■ TASK:
Keep only the lines of the listing that include the word "icon", and copy them.

Stored entries:
________

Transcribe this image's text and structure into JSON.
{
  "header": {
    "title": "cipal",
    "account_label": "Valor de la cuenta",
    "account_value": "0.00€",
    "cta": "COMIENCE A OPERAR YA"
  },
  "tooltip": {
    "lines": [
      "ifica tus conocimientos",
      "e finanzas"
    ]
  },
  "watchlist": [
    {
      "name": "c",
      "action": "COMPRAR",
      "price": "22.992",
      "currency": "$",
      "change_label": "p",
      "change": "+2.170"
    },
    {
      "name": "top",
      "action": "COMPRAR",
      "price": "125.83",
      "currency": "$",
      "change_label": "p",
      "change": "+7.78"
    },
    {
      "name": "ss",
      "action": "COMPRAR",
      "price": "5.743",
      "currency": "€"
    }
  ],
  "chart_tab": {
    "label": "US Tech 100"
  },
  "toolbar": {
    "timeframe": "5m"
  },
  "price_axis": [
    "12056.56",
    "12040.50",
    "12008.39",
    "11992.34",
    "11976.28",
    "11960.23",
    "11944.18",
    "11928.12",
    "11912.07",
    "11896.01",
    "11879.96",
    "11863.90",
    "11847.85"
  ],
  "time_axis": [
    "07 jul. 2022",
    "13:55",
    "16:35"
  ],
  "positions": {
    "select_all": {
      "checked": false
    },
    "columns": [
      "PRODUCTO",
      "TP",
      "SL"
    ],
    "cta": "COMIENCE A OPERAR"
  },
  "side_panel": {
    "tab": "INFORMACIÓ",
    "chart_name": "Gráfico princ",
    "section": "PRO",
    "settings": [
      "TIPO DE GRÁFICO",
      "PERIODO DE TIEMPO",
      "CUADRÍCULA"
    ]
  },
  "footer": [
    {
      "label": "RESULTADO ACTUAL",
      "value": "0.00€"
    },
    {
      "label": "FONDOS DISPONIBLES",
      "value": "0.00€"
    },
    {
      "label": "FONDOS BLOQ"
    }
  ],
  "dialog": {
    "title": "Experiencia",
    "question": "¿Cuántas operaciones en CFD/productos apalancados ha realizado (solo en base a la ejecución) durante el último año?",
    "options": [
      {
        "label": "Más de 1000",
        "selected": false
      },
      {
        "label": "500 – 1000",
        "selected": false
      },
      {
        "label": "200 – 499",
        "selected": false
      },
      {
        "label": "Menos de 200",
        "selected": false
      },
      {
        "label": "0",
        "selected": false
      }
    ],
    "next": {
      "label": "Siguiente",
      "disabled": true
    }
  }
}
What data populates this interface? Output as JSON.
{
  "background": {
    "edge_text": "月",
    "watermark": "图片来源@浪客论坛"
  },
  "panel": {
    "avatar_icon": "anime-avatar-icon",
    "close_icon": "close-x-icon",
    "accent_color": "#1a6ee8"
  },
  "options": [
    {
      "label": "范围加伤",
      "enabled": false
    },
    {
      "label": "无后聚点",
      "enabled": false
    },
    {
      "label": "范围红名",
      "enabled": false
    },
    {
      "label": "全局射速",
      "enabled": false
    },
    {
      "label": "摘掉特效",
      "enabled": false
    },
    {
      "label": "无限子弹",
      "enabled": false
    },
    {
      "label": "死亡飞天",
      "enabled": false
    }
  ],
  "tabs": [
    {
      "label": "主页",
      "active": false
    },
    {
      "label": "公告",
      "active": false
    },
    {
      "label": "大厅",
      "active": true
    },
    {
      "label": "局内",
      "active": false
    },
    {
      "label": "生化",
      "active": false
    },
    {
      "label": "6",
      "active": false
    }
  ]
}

________

■ RESULT:
    "avatar_icon": "anime-avatar-icon",
    "close_icon": "close-x-icon",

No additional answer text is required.